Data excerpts
===

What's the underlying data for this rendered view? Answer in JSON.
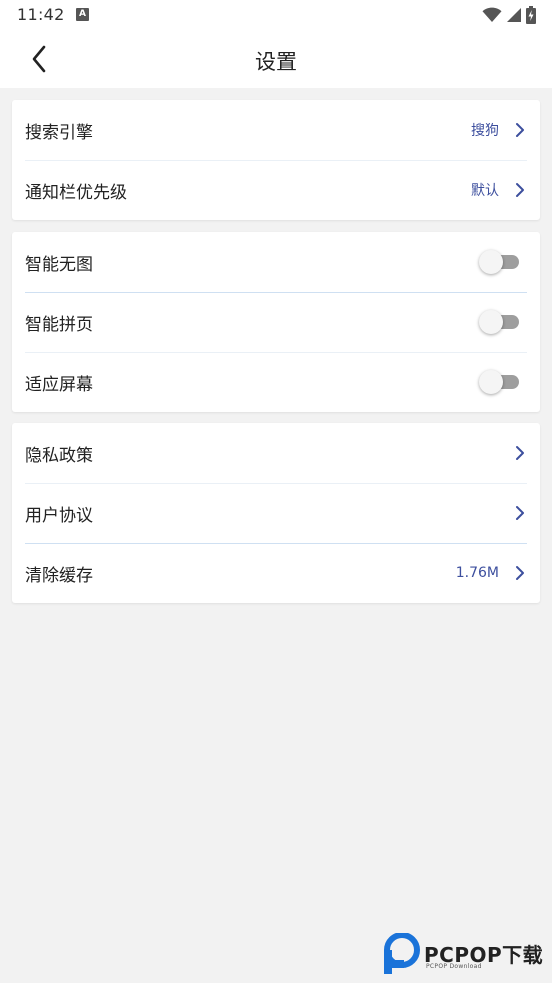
{
  "status_bar": {
    "time": "11:42",
    "notification_icon_letter": "A"
  },
  "header": {
    "title": "设置"
  },
  "groups": [
    {
      "items": [
        {
          "label": "搜索引擎",
          "value": "搜狗"
        },
        {
          "label": "通知栏优先级",
          "value": "默认"
        }
      ]
    },
    {
      "items": [
        {
          "label": "智能无图",
          "toggle_on": false
        },
        {
          "label": "智能拼页",
          "toggle_on": false
        },
        {
          "label": "适应屏幕",
          "toggle_on": false
        }
      ]
    },
    {
      "items": [
        {
          "label": "隐私政策"
        },
        {
          "label": "用户协议"
        },
        {
          "label": "清除缓存",
          "value": "1.76M"
        }
      ]
    }
  ],
  "watermark": {
    "brand": "PCPOP下载",
    "sub": "PCPOP Download"
  },
  "colors": {
    "accent_value": "#3d4f9e",
    "background": "#f2f2f2",
    "card": "#ffffff",
    "watermark_blue": "#1a73d9"
  },
  "icons": {
    "back": "chevron-left-icon",
    "row_arrow": "chevron-right-icon",
    "wifi": "wifi-icon",
    "signal": "signal-icon",
    "battery": "battery-charging-icon"
  }
}
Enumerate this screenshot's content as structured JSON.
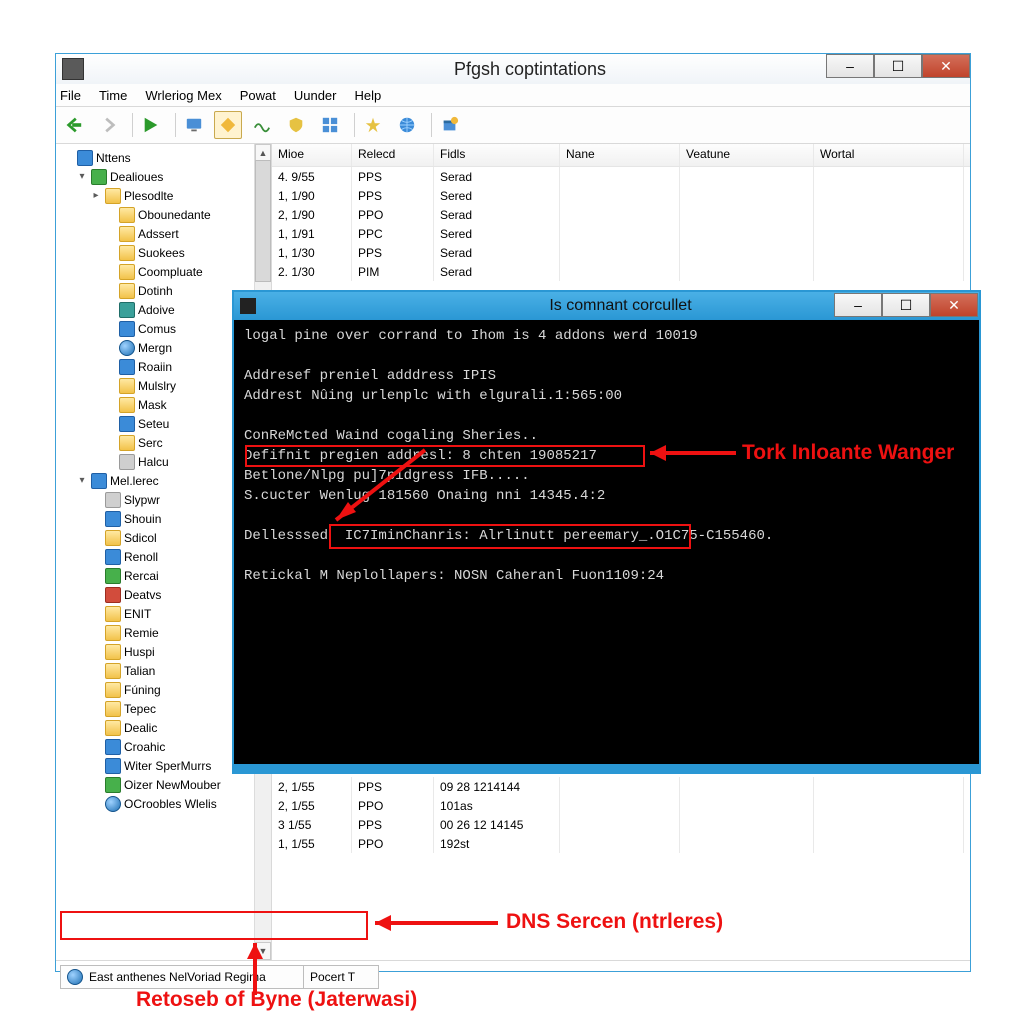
{
  "main_window": {
    "title": "Pfgsh coptintations",
    "menu": [
      "File",
      "Time",
      "Wrleriog Mex",
      "Powat",
      "Uunder",
      "Help"
    ],
    "toolbar_icons": [
      "back-arrow-icon",
      "forward-arrow-icon",
      "play-icon",
      "monitor-icon",
      "diamond-icon",
      "wave-icon",
      "shield-icon",
      "tiles-icon",
      "favorites-icon",
      "globe-icon",
      "new-window-icon"
    ]
  },
  "tree": {
    "root": "Nttens",
    "group1": {
      "label": "Dealioues",
      "items": [
        "Plesodlte",
        "Obounedante",
        "Adssert",
        "Suokees",
        "Coompluate",
        "Dotinh",
        "Adoive",
        "Comus",
        "Mergn",
        "Roaiin",
        "Mulslry",
        "Mask",
        "Seteu",
        "Serc",
        "Halcu"
      ]
    },
    "group2": {
      "label": "Mel.lerec",
      "items": [
        "Slypwr",
        "Shouin",
        "Sdicol",
        "Renoll",
        "Rercai",
        "Deatvs",
        "ENIT",
        "Remie",
        "Huspi",
        "Talian",
        "Fúning",
        "Tepec",
        "Dealic",
        "Croahic",
        "Witer SperMurrs",
        "Oizer NewMouber",
        "OCroobles Wlelis"
      ]
    }
  },
  "list": {
    "headers": [
      "Mioe",
      "Relecd",
      "Fidls",
      "Nane",
      "Veatune",
      "Wortal"
    ],
    "rows_top": [
      [
        "4. 9/55",
        "PPS",
        "Serad",
        "",
        "",
        ""
      ],
      [
        "1, 1/90",
        "PPS",
        "Sered",
        "",
        "",
        ""
      ],
      [
        "2, 1/90",
        "PPO",
        "Serad",
        "",
        "",
        ""
      ],
      [
        "1, 1/91",
        "PPC",
        "Sered",
        "",
        "",
        ""
      ],
      [
        "1, 1/30",
        "PPS",
        "Serad",
        "",
        "",
        ""
      ],
      [
        "2. 1/30",
        "PIM",
        "Serad",
        "",
        "",
        ""
      ]
    ],
    "rows_bot": [
      [
        "2, 1/55",
        "PPS",
        "09 28 1214144",
        "",
        "",
        ""
      ],
      [
        "2, 1/55",
        "PPO",
        "101as",
        "",
        "",
        ""
      ],
      [
        "3   1/55",
        "PPS",
        "00 26 12 14145",
        "",
        "",
        ""
      ],
      [
        "1, 1/55",
        "PPO",
        "192st",
        "",
        "",
        ""
      ]
    ]
  },
  "statusbar": {
    "cell1": "East anthenes NelVoriad Regima",
    "cell2": "Pocert T"
  },
  "console": {
    "title": "Is comnant corcullet",
    "lines": [
      "logal pine over corrand to Ihom is 4 addons werd 10019",
      "",
      "Addresef preniel adddress IPIS",
      "Addrest Nûing urlenplc with elgurali.1:565:00",
      "",
      "ConReMcted Waind cogaling Sheries..",
      "Defifnit pregien addresl: 8 chten 19085217",
      "Betlone/Nlpg pu]7pidgress IFB.....",
      "S.cucter Wenlug 181560 Onaing nni 14345.4:2",
      "",
      "Dellesssed  IC7IminChanris: Alrlinutt pereemary_.O1C75-C155460.",
      "",
      "Retickal M Neplollapers: NOSN Caheranl Fuon1109:24"
    ]
  },
  "annotations": {
    "a1": "Tork Inloante Wanger",
    "a2": "DNS Sercen (ntrleres)",
    "a3": "Retoseb of Byne (Jaterwasi)"
  },
  "colors": {
    "accent": "#2a97d4",
    "highlight": "#e11"
  }
}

===

#### EXERCISE:
Can you repeat every record above exactly, apart from the pictures?

#### THE OUTPUT:
What's the underlying data for this rendered view? Answer in JSON.
{
  "status_bar": {
    "time": "11:42",
    "notification_icon_letter": "A"
  },
  "header": {
    "title": "设置"
  },
  "groups": [
    {
      "items": [
        {
          "label": "搜索引擎",
          "value": "搜狗"
        },
        {
          "label": "通知栏优先级",
          "value": "默认"
        }
      ]
    },
    {
      "items": [
        {
          "label": "智能无图",
          "toggle_on": false
        },
        {
          "label": "智能拼页",
          "toggle_on": false
        },
        {
          "label": "适应屏幕",
          "toggle_on": false
        }
      ]
    },
    {
      "items": [
        {
          "label": "隐私政策"
        },
        {
          "label": "用户协议"
        },
        {
          "label": "清除缓存",
          "value": "1.76M"
        }
      ]
    }
  ],
  "watermark": {
    "brand": "PCPOP下载",
    "sub": "PCPOP Download"
  },
  "colors": {
    "accent_value": "#3d4f9e",
    "background": "#f2f2f2",
    "card": "#ffffff",
    "watermark_blue": "#1a73d9"
  },
  "icons": {
    "back": "chevron-left-icon",
    "row_arrow": "chevron-right-icon",
    "wifi": "wifi-icon",
    "signal": "signal-icon",
    "battery": "battery-charging-icon"
  }
}
Enumerate this screenshot's content as structured JSON.
{
  "main_window": {
    "title": "Pfgsh coptintations",
    "menu": [
      "File",
      "Time",
      "Wrleriog Mex",
      "Powat",
      "Uunder",
      "Help"
    ],
    "toolbar_icons": [
      "back-arrow-icon",
      "forward-arrow-icon",
      "play-icon",
      "monitor-icon",
      "diamond-icon",
      "wave-icon",
      "shield-icon",
      "tiles-icon",
      "favorites-icon",
      "globe-icon",
      "new-window-icon"
    ]
  },
  "tree": {
    "root": "Nttens",
    "group1": {
      "label": "Dealioues",
      "items": [
        "Plesodlte",
        "Obounedante",
        "Adssert",
        "Suokees",
        "Coompluate",
        "Dotinh",
        "Adoive",
        "Comus",
        "Mergn",
        "Roaiin",
        "Mulslry",
        "Mask",
        "Seteu",
        "Serc",
        "Halcu"
      ]
    },
    "group2": {
      "label": "Mel.lerec",
      "items": [
        "Slypwr",
        "Shouin",
        "Sdicol",
        "Renoll",
        "Rercai",
        "Deatvs",
        "ENIT",
        "Remie",
        "Huspi",
        "Talian",
        "Fúning",
        "Tepec",
        "Dealic",
        "Croahic",
        "Witer SperMurrs",
        "Oizer NewMouber",
        "OCroobles Wlelis"
      ]
    }
  },
  "list": {
    "headers": [
      "Mioe",
      "Relecd",
      "Fidls",
      "Nane",
      "Veatune",
      "Wortal"
    ],
    "rows_top": [
      [
        "4. 9/55",
        "PPS",
        "Serad",
        "",
        "",
        ""
      ],
      [
        "1, 1/90",
        "PPS",
        "Sered",
        "",
        "",
        ""
      ],
      [
        "2, 1/90",
        "PPO",
        "Serad",
        "",
        "",
        ""
      ],
      [
        "1, 1/91",
        "PPC",
        "Sered",
        "",
        "",
        ""
      ],
      [
        "1, 1/30",
        "PPS",
        "Serad",
        "",
        "",
        ""
      ],
      [
        "2. 1/30",
        "PIM",
        "Serad",
        "",
        "",
        ""
      ]
    ],
    "rows_bot": [
      [
        "2, 1/55",
        "PPS",
        "09 28 1214144",
        "",
        "",
        ""
      ],
      [
        "2, 1/55",
        "PPO",
        "101as",
        "",
        "",
        ""
      ],
      [
        "3   1/55",
        "PPS",
        "00 26 12 14145",
        "",
        "",
        ""
      ],
      [
        "1, 1/55",
        "PPO",
        "192st",
        "",
        "",
        ""
      ]
    ]
  },
  "statusbar": {
    "cell1": "East anthenes NelVoriad Regima",
    "cell2": "Pocert T"
  },
  "console": {
    "title": "Is comnant corcullet",
    "lines": [
      "logal pine over corrand to Ihom is 4 addons werd 10019",
      "",
      "Addresef preniel adddress IPIS",
      "Addrest Nûing urlenplc with elgurali.1:565:00",
      "",
      "ConReMcted Waind cogaling Sheries..",
      "Defifnit pregien addresl: 8 chten 19085217",
      "Betlone/Nlpg pu]7pidgress IFB.....",
      "S.cucter Wenlug 181560 Onaing nni 14345.4:2",
      "",
      "Dellesssed  IC7IminChanris: Alrlinutt pereemary_.O1C75-C155460.",
      "",
      "Retickal M Neplollapers: NOSN Caheranl Fuon1109:24"
    ]
  },
  "annotations": {
    "a1": "Tork Inloante Wanger",
    "a2": "DNS Sercen (ntrleres)",
    "a3": "Retoseb of Byne (Jaterwasi)"
  },
  "colors": {
    "accent": "#2a97d4",
    "highlight": "#e11"
  }
}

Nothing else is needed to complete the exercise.